12.2. The defendant's attorney was tied up in the Al-Bashir matter until the application to the Supreme Court of Appeal was filed on 2 October 2015 and he then went on leave on the same day (2 October 2015). The application to strike out the Defendants' defence was "the fish that shipped through the net" due to his intense involvement in the Al-Bashir matter and not that he simply ignored the application.
[13] Respondent's counsel[6] contends that whatever the explanation, there was a contemptuous dragging of the feet by the Defendants' attorney and an improper delay in dealing with the reasonable request for provision of the requested documents. Counsel argued that the Defendants' attorney acted with wilful contempt, knowing of the application for striking out of the defence that was set down for 9 October 2015 but went on holiday without requesting for an extension of time, or for a postponement. It was therefore submitted that there is no proper explanation for the delay and for the default.
[14] A party applying for rescission of a default judgment is required to give a 'reasonable explanation' for the party's default, rather than an explanation whereby the party is absolved from all the blame for the default[7]. Although the explanation given by the Defendants' attorney does not absolve him from the blame for the default, in my view, the explanation for not opposing the application for striking out the Defendants' defence constitutes a reasonable and acceptable explanation for the default.
Bona Fide Defence
[15] It is submitted on behalf of the Plaintiff that the Defendants have no bona fide defence to the Plaintiffs claim which prima facie carries some prospect of success. The Plaintiffs claim is based on damages arising from the seizure by members of the SAPS of the ammunition belonging to the Plaintiff and kept at its business premises at the Northriding strongroom. The Northriding strongroom and ammunition were returned to the Plaintiff on 31 October 2012 after the Senior Prosecutor declined to prosecute the Plaintiff.
[16] It is common cause that the Plaintiff had not been issued with a license to store ammunition at the Northriding strongroom, but notwithstanding the Plaintiff stored ammunition at the Northriding strongroom. It is also common cause that the Plaintiff supplied ammunition to Mr HJ Bekker ("Bekker") at the Northriding strongroom being a person who did not have a license to possess ammunition. It is therefore submitted by Defendants' counsel that the seizure was lawful in terms of section 20 of the Criminal Procedure Act 51 of 1977.

_INFORMATION SHOWN_.
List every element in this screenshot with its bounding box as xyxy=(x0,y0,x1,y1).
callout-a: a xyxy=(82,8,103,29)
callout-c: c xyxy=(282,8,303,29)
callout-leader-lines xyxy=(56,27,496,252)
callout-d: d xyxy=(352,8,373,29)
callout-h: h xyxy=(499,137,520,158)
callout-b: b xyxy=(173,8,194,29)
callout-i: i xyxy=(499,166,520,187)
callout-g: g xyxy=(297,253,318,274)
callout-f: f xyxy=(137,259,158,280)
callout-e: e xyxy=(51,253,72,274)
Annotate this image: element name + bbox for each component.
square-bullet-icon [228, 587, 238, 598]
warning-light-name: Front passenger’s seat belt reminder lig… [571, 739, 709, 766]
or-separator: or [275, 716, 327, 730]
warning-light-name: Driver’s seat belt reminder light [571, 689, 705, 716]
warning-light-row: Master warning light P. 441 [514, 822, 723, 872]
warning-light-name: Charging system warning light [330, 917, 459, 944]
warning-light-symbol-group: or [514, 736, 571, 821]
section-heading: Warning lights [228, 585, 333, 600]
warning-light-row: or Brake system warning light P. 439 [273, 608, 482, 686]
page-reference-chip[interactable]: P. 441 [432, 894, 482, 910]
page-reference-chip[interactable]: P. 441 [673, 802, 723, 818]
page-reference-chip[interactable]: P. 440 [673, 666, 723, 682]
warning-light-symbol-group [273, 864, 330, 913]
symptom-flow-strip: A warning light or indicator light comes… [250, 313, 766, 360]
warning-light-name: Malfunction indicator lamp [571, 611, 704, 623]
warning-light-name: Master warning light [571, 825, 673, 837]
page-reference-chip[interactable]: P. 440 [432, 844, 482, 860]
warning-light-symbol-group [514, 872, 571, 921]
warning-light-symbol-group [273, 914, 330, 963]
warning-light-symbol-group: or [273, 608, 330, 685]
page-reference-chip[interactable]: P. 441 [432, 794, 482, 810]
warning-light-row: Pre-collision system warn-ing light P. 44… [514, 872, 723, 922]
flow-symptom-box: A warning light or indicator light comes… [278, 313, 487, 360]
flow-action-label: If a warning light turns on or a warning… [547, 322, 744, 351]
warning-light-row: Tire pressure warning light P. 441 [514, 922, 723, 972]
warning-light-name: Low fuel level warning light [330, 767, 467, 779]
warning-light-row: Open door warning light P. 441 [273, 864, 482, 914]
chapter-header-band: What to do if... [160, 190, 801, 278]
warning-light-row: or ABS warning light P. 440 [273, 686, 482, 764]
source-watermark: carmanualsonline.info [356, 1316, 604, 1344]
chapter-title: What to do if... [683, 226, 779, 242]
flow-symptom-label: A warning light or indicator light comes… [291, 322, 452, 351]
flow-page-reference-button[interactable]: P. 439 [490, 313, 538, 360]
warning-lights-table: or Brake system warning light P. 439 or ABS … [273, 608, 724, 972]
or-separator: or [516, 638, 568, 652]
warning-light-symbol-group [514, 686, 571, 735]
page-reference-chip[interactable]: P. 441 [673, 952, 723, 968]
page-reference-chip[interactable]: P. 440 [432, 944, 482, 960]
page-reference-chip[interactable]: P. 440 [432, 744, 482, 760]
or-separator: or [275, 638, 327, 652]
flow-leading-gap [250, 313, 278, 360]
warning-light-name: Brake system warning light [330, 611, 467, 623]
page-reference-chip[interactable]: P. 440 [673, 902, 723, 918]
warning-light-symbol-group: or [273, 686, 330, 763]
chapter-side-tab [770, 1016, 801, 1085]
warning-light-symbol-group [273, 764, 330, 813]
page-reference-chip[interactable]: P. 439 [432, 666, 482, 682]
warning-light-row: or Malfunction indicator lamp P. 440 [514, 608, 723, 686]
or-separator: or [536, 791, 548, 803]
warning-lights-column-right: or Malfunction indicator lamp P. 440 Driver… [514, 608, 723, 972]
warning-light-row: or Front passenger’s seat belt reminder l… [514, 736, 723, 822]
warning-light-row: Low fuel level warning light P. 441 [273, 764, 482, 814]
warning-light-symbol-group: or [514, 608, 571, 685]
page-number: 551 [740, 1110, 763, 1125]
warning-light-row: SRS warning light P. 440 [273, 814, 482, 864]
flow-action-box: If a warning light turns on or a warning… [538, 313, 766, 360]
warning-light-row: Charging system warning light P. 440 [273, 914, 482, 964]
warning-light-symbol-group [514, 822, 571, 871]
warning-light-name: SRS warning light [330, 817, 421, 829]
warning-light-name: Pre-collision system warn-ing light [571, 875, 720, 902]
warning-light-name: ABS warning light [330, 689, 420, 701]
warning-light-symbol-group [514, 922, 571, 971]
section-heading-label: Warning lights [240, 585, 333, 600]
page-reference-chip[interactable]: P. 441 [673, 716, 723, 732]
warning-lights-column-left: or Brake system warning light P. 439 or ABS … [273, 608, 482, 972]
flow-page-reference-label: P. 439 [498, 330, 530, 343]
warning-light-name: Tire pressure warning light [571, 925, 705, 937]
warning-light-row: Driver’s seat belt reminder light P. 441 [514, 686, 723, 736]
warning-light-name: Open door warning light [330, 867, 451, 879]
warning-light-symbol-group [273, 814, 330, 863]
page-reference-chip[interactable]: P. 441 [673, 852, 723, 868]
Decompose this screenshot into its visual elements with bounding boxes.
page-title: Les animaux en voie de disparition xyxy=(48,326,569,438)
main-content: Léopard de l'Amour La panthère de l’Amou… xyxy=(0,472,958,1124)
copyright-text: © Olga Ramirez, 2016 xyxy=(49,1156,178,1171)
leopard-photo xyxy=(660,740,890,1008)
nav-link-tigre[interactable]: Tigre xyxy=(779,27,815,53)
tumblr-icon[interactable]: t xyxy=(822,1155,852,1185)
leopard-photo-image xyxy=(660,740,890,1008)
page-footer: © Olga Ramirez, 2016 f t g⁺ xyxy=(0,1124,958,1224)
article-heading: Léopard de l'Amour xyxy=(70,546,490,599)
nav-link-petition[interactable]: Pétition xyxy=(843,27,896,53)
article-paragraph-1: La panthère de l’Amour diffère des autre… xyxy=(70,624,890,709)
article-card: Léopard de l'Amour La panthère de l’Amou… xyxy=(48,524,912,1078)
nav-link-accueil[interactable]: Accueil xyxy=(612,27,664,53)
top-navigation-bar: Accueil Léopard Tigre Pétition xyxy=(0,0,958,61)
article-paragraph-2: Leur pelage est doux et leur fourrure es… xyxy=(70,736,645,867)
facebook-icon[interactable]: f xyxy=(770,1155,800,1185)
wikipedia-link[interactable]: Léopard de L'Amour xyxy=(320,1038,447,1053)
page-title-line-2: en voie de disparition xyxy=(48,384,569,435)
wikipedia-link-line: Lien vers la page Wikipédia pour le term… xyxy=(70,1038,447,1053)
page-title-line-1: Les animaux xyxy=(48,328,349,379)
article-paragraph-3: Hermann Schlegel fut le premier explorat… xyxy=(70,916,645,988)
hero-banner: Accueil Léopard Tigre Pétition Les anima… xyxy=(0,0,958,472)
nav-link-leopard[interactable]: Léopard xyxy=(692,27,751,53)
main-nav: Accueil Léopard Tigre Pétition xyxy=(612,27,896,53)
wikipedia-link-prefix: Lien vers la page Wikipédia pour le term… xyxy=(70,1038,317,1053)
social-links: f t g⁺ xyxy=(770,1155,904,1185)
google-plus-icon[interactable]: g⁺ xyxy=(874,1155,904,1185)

_TASKS_.
a. Check each statement against the court judgment excerpt above and say whether it agrees with it: (i) the application to the Supreme Court of Appeal was filed on 2 October 2015; (ii) the Plaintiff held a license to store ammunition at the Northriding strongroom; (iii) the ammunition was returned to the Plaintiff after the Senior Prosecutor declined to prosecute. Answer yes or no for each and quote the words of the excerpt that decide it.
b. Write the next part of the court judgment excerpt, picking up after its final paragraph.

_ANSWERS TO EACH TASK_.
a.
(i) Yes: "until the application to the Supreme Court of Appeal was filed on 2 October 2015"
(ii) No: "the Plaintiff had not been issued with a license to store ammunition at the Northriding strongroom"
(iii) Yes: "returned to the Plaintiff on 31 October 2012 after the Senior Prosecutor declined to prosecute the Plaintiff"

b.
[17] The following legal principles are applicable in this case:
17.1. In terms of Section 20 (a) and (b) of the Act, the State may seize an article which is concerned in or is on reasonable grounds believed to be concerned in the commission or suspected commission of an offence, or which may afford evidence of the commission or suspected commission of an offence;
17.2. Section 120 (1) (a) and (b) of the Firearms Control Act 60 of 2000, provides that a person is guilty of an offence if he fails to comply with any provision of the Firearms Control Act, or any condition of a licence, permit or authorisation issued under the Firearms Control Act;
17.3. Section 34 (a) of the Firearms Control Act provides that the dealers' licence must specify the premises in respect of which the licence is issued;
17.4. Regulation 86 (2) of the regulations made under the Firearms Control Act provides that a dealer must store firearms and ammunition in a safe or strongroom at the place of business specified on the licence;
17.5. Regulation 110 (1) of the regulations made under the Firearms Control Act provides that any person who fails to comply with any provisions of the regulations shall be guilty of an offence;
17.6. Section 31 (1) (a) of the Criminal Procedure Act provides that if no criminal proceedings are instituted in connection with a seized article or if it appears that such article is not required at the trial for purpose of evidence or for purposes of an order of court, the article shall be returned to the person from whom it was seized if such person may lawfully possess such article.
[18] In light of the above, Applicant's counsel submitted that pursuant to the seizure, the articles seized were lawfully retained under the control of the SAPS pending the decision by officials of the National Prosecuting Authority as to whether the Plaintiff and/or Andrew Tonkin (or any other person) was to be charged arising out of the seizure.
[19] On 31 October 2012, the Deputy Director of Public Prosecutions, Johannesburg (Advocate GL Roberts SC) declined to prosecute anyone on the Douglasdale docket, on which date, in pursuance of his decision not to prosecute, the Northriding strongroom and the ammunition which had been seized were returned to the Plaintiff.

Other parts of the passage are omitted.